DATA SECTION:
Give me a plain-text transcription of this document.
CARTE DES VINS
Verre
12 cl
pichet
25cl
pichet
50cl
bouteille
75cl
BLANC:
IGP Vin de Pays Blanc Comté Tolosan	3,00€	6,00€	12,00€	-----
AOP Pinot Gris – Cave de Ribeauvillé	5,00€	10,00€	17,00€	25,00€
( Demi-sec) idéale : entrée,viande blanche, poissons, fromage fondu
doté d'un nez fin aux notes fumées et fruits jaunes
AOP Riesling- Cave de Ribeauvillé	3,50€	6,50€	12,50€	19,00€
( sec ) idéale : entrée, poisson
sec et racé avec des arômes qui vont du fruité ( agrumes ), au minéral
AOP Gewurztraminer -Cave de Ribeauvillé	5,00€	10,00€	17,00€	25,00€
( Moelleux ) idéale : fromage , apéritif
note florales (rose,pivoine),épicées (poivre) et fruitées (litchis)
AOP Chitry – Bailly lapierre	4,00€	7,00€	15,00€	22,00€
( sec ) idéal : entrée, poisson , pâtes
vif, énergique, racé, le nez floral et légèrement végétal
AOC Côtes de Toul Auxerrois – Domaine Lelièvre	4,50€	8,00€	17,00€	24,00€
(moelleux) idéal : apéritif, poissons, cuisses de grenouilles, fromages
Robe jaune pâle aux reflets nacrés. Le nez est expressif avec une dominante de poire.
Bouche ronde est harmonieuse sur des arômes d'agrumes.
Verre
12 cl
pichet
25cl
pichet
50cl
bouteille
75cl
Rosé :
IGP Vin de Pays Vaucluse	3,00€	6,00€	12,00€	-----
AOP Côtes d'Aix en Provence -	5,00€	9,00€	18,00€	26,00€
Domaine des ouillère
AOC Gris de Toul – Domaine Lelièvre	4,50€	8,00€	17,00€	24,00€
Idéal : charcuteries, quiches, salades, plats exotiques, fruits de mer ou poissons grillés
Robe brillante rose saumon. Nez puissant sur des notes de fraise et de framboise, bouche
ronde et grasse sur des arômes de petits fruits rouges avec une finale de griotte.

INSTRUCTION:
Return every entry verbatim.

EXERCISE OUTPUT:
Give me a plain-text transcription of this document.
CARTE DES VINS
Verre
12 cl
pichet
25cl
pichet
50cl
bouteille
75cl
BLANC:
IGP Vin de Pays Blanc Comté Tolosan	3,00€	6,00€	12,00€	-----
AOP Pinot Gris – Cave de Ribeauvillé	5,00€	10,00€	17,00€	25,00€
( Demi-sec) idéale : entrée,viande blanche, poissons, fromage fondu
doté d'un nez fin aux notes fumées et fruits jaunes
AOP Riesling- Cave de Ribeauvillé	3,50€	6,50€	12,50€	19,00€
( sec ) idéale : entrée, poisson
sec et racé avec des arômes qui vont du fruité ( agrumes ), au minéral
AOP Gewurztraminer -Cave de Ribeauvillé	5,00€	10,00€	17,00€	25,00€
( Moelleux ) idéale : fromage , apéritif
note florales (rose,pivoine),épicées (poivre) et fruitées (litchis)
AOP Chitry – Bailly lapierre	4,00€	7,00€	15,00€	22,00€
( sec ) idéal : entrée, poisson , pâtes
vif, énergique, racé, le nez floral et légèrement végétal
AOC Côtes de Toul Auxerrois – Domaine Lelièvre	4,50€	8,00€	17,00€	24,00€
(moelleux) idéal : apéritif, poissons, cuisses de grenouilles, fromages
Robe jaune pâle aux reflets nacrés. Le nez est expressif avec une dominante de poire.
Bouche ronde est harmonieuse sur des arômes d'agrumes.
Verre
12 cl
pichet
25cl
pichet
50cl
bouteille
75cl
Rosé :
IGP Vin de Pays Vaucluse	3,00€	6,00€	12,00€	-----
AOP Côtes d'Aix en Provence -	5,00€	9,00€	18,00€	26,00€
Domaine des ouillère
AOC Gris de Toul – Domaine Lelièvre	4,50€	8,00€	17,00€	24,00€
Idéal : charcuteries, quiches, salades, plats exotiques, fruits de mer ou poissons grillés
Robe brillante rose saumon. Nez puissant sur des notes de fraise et de framboise, bouche
ronde et grasse sur des arômes de petits fruits rouges avec une finale de griotte.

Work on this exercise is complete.